##### RECORD EXCERPTS

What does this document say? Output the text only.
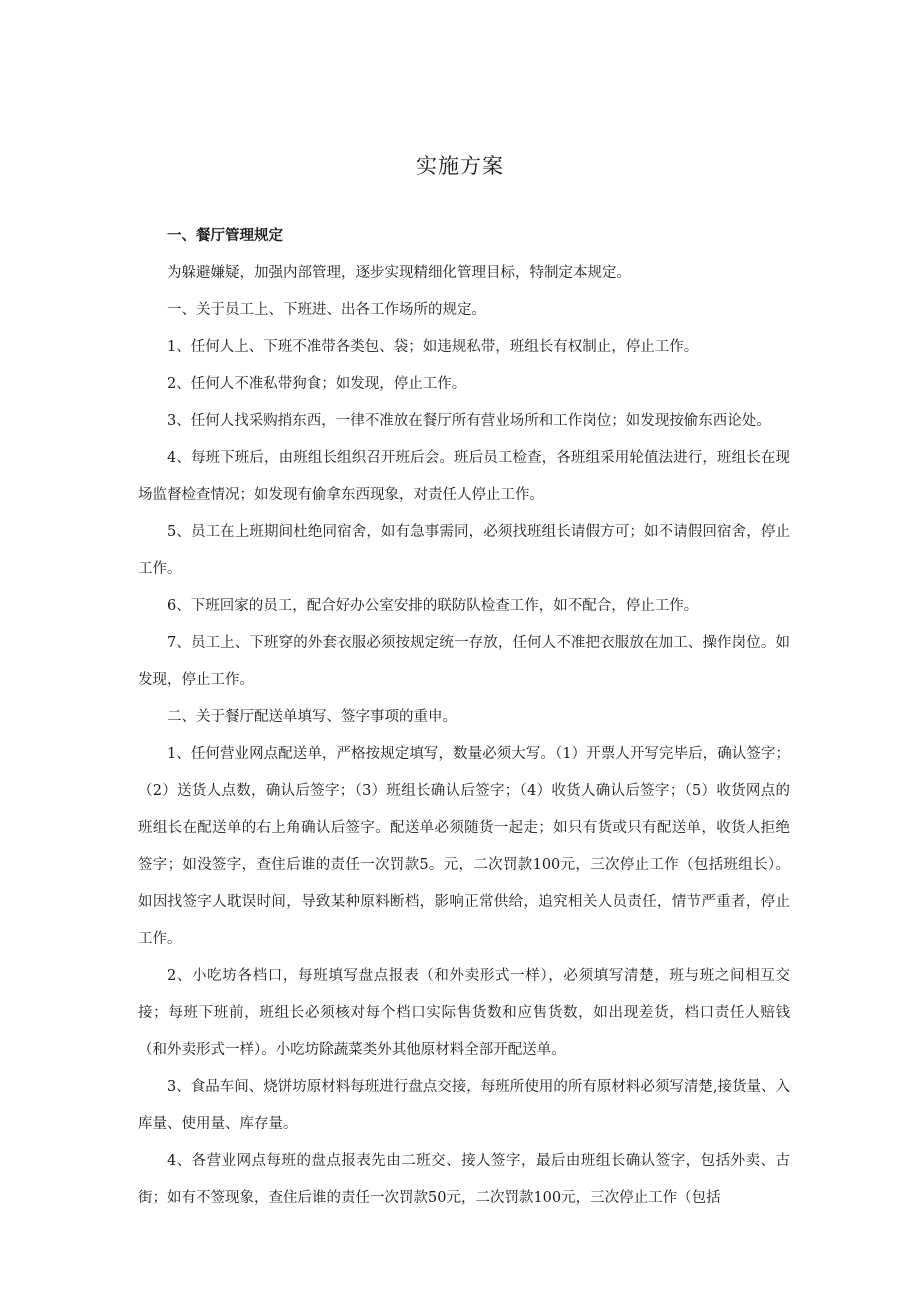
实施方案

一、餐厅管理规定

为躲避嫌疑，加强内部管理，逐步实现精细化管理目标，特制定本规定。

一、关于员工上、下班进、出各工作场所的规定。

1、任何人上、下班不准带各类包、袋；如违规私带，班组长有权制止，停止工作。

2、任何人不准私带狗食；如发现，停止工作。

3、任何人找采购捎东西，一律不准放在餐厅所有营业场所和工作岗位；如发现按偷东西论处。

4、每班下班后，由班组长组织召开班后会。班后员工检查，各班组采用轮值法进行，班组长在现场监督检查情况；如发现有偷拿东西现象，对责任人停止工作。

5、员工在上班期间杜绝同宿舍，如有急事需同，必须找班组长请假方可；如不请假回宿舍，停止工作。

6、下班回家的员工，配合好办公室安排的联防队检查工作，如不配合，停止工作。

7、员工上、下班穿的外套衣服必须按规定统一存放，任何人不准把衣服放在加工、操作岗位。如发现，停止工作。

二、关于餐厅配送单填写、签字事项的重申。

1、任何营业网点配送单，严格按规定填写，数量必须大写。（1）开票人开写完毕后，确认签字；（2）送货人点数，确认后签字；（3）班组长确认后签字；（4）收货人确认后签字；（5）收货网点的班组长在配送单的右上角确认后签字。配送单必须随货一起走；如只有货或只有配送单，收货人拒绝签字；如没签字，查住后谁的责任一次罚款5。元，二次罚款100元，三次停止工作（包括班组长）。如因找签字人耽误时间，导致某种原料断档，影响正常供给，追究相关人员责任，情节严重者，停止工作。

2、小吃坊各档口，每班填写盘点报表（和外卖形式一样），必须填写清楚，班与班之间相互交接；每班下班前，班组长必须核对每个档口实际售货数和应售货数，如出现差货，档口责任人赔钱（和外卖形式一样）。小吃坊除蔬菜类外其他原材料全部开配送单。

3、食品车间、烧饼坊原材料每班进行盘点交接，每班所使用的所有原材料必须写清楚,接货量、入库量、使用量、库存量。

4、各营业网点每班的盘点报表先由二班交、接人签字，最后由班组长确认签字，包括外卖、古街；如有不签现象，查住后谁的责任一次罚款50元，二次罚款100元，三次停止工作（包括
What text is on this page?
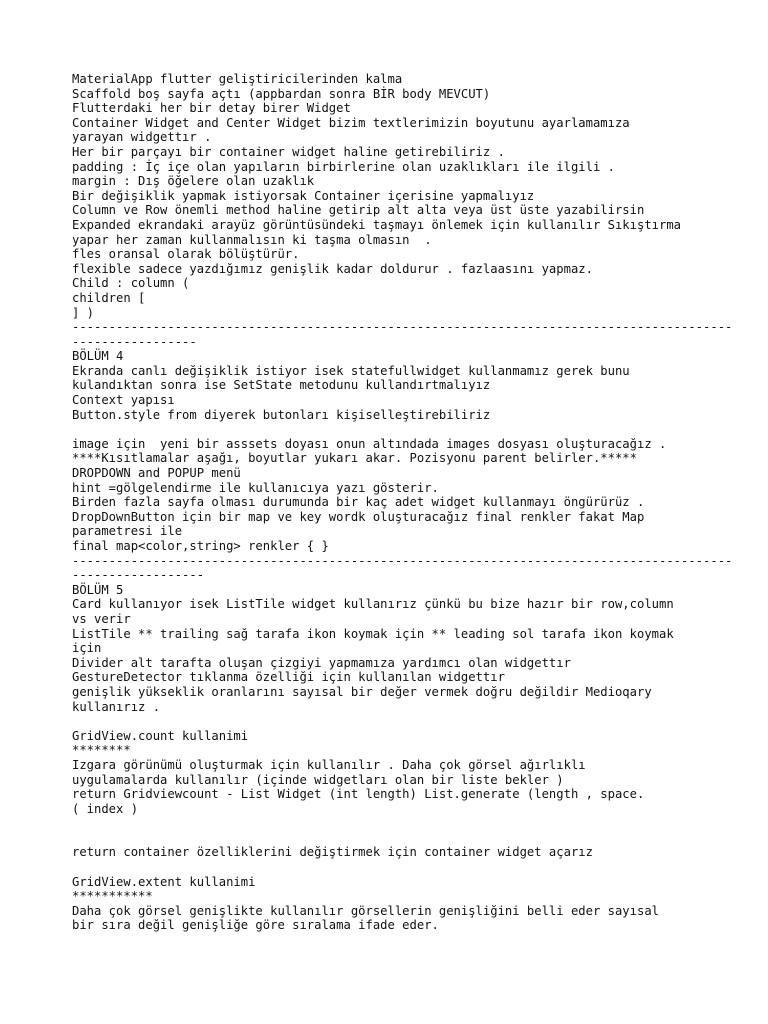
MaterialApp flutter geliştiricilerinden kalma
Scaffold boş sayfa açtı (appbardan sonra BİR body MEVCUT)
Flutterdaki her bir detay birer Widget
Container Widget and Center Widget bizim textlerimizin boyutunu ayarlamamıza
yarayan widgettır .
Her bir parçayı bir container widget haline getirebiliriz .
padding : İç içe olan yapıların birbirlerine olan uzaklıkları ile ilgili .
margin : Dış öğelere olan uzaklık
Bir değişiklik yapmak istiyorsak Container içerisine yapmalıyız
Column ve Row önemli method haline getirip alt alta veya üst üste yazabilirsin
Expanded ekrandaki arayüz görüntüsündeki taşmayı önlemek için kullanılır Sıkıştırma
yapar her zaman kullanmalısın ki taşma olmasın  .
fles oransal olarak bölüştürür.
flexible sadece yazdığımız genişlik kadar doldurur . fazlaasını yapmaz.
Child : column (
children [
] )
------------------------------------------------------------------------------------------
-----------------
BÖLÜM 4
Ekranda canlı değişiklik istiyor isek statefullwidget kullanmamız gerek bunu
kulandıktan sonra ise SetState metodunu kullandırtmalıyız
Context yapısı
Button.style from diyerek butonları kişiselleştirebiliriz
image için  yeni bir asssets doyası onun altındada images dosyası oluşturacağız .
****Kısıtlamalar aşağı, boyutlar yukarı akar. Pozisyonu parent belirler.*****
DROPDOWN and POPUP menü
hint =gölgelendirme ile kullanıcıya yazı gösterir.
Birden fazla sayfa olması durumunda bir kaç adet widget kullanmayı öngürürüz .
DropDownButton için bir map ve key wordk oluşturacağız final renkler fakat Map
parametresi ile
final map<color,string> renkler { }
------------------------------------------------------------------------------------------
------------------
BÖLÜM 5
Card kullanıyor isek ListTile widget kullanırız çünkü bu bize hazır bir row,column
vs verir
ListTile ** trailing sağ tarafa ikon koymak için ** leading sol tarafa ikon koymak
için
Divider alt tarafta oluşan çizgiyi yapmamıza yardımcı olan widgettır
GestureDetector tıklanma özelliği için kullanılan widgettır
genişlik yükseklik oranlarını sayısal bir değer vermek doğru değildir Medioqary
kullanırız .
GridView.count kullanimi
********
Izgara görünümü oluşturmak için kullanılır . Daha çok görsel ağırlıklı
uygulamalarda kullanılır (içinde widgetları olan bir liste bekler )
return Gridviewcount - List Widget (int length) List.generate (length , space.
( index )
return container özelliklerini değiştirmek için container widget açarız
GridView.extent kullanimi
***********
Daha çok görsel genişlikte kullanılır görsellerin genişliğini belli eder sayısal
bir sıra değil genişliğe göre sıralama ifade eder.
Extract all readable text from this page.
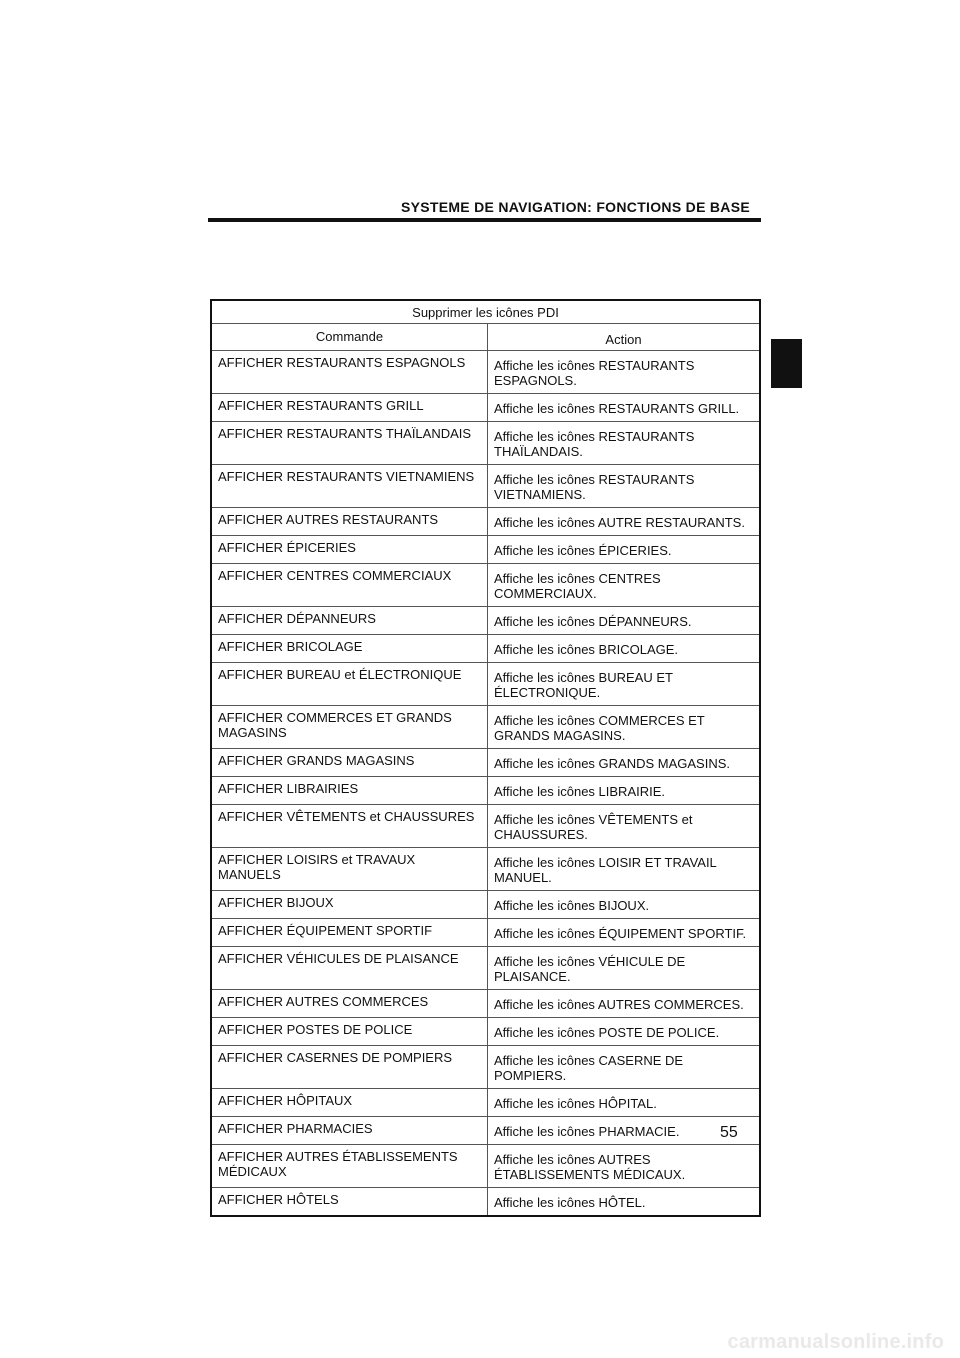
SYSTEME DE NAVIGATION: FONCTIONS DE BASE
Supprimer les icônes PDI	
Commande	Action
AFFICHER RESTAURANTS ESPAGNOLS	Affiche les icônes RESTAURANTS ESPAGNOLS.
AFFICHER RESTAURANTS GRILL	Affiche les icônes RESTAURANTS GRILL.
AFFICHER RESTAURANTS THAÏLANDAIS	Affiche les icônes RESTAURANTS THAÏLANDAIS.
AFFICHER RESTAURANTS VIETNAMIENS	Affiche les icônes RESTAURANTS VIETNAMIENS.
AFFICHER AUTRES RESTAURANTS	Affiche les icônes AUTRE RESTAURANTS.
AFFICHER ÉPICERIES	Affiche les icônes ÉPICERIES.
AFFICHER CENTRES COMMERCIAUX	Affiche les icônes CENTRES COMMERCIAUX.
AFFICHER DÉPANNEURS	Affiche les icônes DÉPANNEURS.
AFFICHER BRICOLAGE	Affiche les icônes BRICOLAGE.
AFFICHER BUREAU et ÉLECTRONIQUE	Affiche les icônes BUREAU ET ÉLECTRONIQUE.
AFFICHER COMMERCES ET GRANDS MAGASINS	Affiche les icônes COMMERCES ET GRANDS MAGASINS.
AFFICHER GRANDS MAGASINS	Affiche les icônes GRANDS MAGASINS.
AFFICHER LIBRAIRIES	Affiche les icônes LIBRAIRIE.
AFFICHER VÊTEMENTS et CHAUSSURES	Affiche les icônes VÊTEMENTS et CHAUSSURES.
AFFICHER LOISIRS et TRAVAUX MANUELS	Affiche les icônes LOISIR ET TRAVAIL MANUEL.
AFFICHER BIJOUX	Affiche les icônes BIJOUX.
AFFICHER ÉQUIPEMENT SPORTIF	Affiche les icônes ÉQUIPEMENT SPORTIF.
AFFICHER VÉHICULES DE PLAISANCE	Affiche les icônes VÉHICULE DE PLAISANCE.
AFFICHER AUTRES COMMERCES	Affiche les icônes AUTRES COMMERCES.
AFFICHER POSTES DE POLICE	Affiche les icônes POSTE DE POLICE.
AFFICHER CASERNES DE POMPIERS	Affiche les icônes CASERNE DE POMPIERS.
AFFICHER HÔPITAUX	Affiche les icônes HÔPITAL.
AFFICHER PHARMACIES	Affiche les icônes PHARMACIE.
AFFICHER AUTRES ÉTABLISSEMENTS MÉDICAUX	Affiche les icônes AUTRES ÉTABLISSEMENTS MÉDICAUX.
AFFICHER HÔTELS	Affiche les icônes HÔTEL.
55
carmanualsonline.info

##########

Retype each entry precisely. Skip images entirely.

→ WRITTEN ANSWER:
What does this document say? Output the text only.
实施方案

一、餐厅管理规定

为躲避嫌疑，加强内部管理，逐步实现精细化管理目标，特制定本规定。

一、关于员工上、下班进、出各工作场所的规定。

1、任何人上、下班不准带各类包、袋；如违规私带，班组长有权制止，停止工作。

2、任何人不准私带狗食；如发现，停止工作。

3、任何人找采购捎东西，一律不准放在餐厅所有营业场所和工作岗位；如发现按偷东西论处。

4、每班下班后，由班组长组织召开班后会。班后员工检查，各班组采用轮值法进行，班组长在现场监督检查情况；如发现有偷拿东西现象，对责任人停止工作。

5、员工在上班期间杜绝同宿舍，如有急事需同，必须找班组长请假方可；如不请假回宿舍，停止工作。

6、下班回家的员工，配合好办公室安排的联防队检查工作，如不配合，停止工作。

7、员工上、下班穿的外套衣服必须按规定统一存放，任何人不准把衣服放在加工、操作岗位。如发现，停止工作。

二、关于餐厅配送单填写、签字事项的重申。

1、任何营业网点配送单，严格按规定填写，数量必须大写。（1）开票人开写完毕后，确认签字；（2）送货人点数，确认后签字；（3）班组长确认后签字；（4）收货人确认后签字；（5）收货网点的班组长在配送单的右上角确认后签字。配送单必须随货一起走；如只有货或只有配送单，收货人拒绝签字；如没签字，查住后谁的责任一次罚款5。元，二次罚款100元，三次停止工作（包括班组长）。如因找签字人耽误时间，导致某种原料断档，影响正常供给，追究相关人员责任，情节严重者，停止工作。

2、小吃坊各档口，每班填写盘点报表（和外卖形式一样），必须填写清楚，班与班之间相互交接；每班下班前，班组长必须核对每个档口实际售货数和应售货数，如出现差货，档口责任人赔钱（和外卖形式一样）。小吃坊除蔬菜类外其他原材料全部开配送单。

3、食品车间、烧饼坊原材料每班进行盘点交接，每班所使用的所有原材料必须写清楚,接货量、入库量、使用量、库存量。

4、各营业网点每班的盘点报表先由二班交、接人签字，最后由班组长确认签字，包括外卖、古街；如有不签现象，查住后谁的责任一次罚款50元，二次罚款100元，三次停止工作（包括
What text is on this page?
MaterialApp flutter geliştiricilerinden kalma
Scaffold boş sayfa açtı (appbardan sonra BİR body MEVCUT)
Flutterdaki her bir detay birer Widget
Container Widget and Center Widget bizim textlerimizin boyutunu ayarlamamıza
yarayan widgettır .
Her bir parçayı bir container widget haline getirebiliriz .
padding : İç içe olan yapıların birbirlerine olan uzaklıkları ile ilgili .
margin : Dış öğelere olan uzaklık
Bir değişiklik yapmak istiyorsak Container içerisine yapmalıyız
Column ve Row önemli method haline getirip alt alta veya üst üste yazabilirsin
Expanded ekrandaki arayüz görüntüsündeki taşmayı önlemek için kullanılır Sıkıştırma
yapar her zaman kullanmalısın ki taşma olmasın  .
fles oransal olarak bölüştürür.
flexible sadece yazdığımız genişlik kadar doldurur . fazlaasını yapmaz.
Child : column (
children [
] )
------------------------------------------------------------------------------------------
-----------------
BÖLÜM 4
Ekranda canlı değişiklik istiyor isek statefullwidget kullanmamız gerek bunu
kulandıktan sonra ise SetState metodunu kullandırtmalıyız
Context yapısı
Button.style from diyerek butonları kişiselleştirebiliriz
image için  yeni bir asssets doyası onun altındada images dosyası oluşturacağız .
****Kısıtlamalar aşağı, boyutlar yukarı akar. Pozisyonu parent belirler.*****
DROPDOWN and POPUP menü
hint =gölgelendirme ile kullanıcıya yazı gösterir.
Birden fazla sayfa olması durumunda bir kaç adet widget kullanmayı öngürürüz .
DropDownButton için bir map ve key wordk oluşturacağız final renkler fakat Map
parametresi ile
final map<color,string> renkler { }
------------------------------------------------------------------------------------------
------------------
BÖLÜM 5
Card kullanıyor isek ListTile widget kullanırız çünkü bu bize hazır bir row,column
vs verir
ListTile ** trailing sağ tarafa ikon koymak için ** leading sol tarafa ikon koymak
için
Divider alt tarafta oluşan çizgiyi yapmamıza yardımcı olan widgettır
GestureDetector tıklanma özelliği için kullanılan widgettır
genişlik yükseklik oranlarını sayısal bir değer vermek doğru değildir Medioqary
kullanırız .
GridView.count kullanimi
********
Izgara görünümü oluşturmak için kullanılır . Daha çok görsel ağırlıklı
uygulamalarda kullanılır (içinde widgetları olan bir liste bekler )
return Gridviewcount - List Widget (int length) List.generate (length , space.
( index )
return container özelliklerini değiştirmek için container widget açarız
GridView.extent kullanimi
***********
Daha çok görsel genişlikte kullanılır görsellerin genişliğini belli eder sayısal
bir sıra değil genişliğe göre sıralama ifade eder.
Extract all readable text from this page.
SYSTEME DE NAVIGATION: FONCTIONS DE BASE
Supprimer les icônes PDI	
Commande	Action
AFFICHER RESTAURANTS ESPAGNOLS	Affiche les icônes RESTAURANTS ESPAGNOLS.
AFFICHER RESTAURANTS GRILL	Affiche les icônes RESTAURANTS GRILL.
AFFICHER RESTAURANTS THAÏLANDAIS	Affiche les icônes RESTAURANTS THAÏLANDAIS.
AFFICHER RESTAURANTS VIETNAMIENS	Affiche les icônes RESTAURANTS VIETNAMIENS.
AFFICHER AUTRES RESTAURANTS	Affiche les icônes AUTRE RESTAURANTS.
AFFICHER ÉPICERIES	Affiche les icônes ÉPICERIES.
AFFICHER CENTRES COMMERCIAUX	Affiche les icônes CENTRES COMMERCIAUX.
AFFICHER DÉPANNEURS	Affiche les icônes DÉPANNEURS.
AFFICHER BRICOLAGE	Affiche les icônes BRICOLAGE.
AFFICHER BUREAU et ÉLECTRONIQUE	Affiche les icônes BUREAU ET ÉLECTRONIQUE.
AFFICHER COMMERCES ET GRANDS MAGASINS	Affiche les icônes COMMERCES ET GRANDS MAGASINS.
AFFICHER GRANDS MAGASINS	Affiche les icônes GRANDS MAGASINS.
AFFICHER LIBRAIRIES	Affiche les icônes LIBRAIRIE.
AFFICHER VÊTEMENTS et CHAUSSURES	Affiche les icônes VÊTEMENTS et CHAUSSURES.
AFFICHER LOISIRS et TRAVAUX MANUELS	Affiche les icônes LOISIR ET TRAVAIL MANUEL.
AFFICHER BIJOUX	Affiche les icônes BIJOUX.
AFFICHER ÉQUIPEMENT SPORTIF	Affiche les icônes ÉQUIPEMENT SPORTIF.
AFFICHER VÉHICULES DE PLAISANCE	Affiche les icônes VÉHICULE DE PLAISANCE.
AFFICHER AUTRES COMMERCES	Affiche les icônes AUTRES COMMERCES.
AFFICHER POSTES DE POLICE	Affiche les icônes POSTE DE POLICE.
AFFICHER CASERNES DE POMPIERS	Affiche les icônes CASERNE DE POMPIERS.
AFFICHER HÔPITAUX	Affiche les icônes HÔPITAL.
AFFICHER PHARMACIES	Affiche les icônes PHARMACIE.
AFFICHER AUTRES ÉTABLISSEMENTS MÉDICAUX	Affiche les icônes AUTRES ÉTABLISSEMENTS MÉDICAUX.
AFFICHER HÔTELS	Affiche les icônes HÔTEL.
55
carmanualsonline.info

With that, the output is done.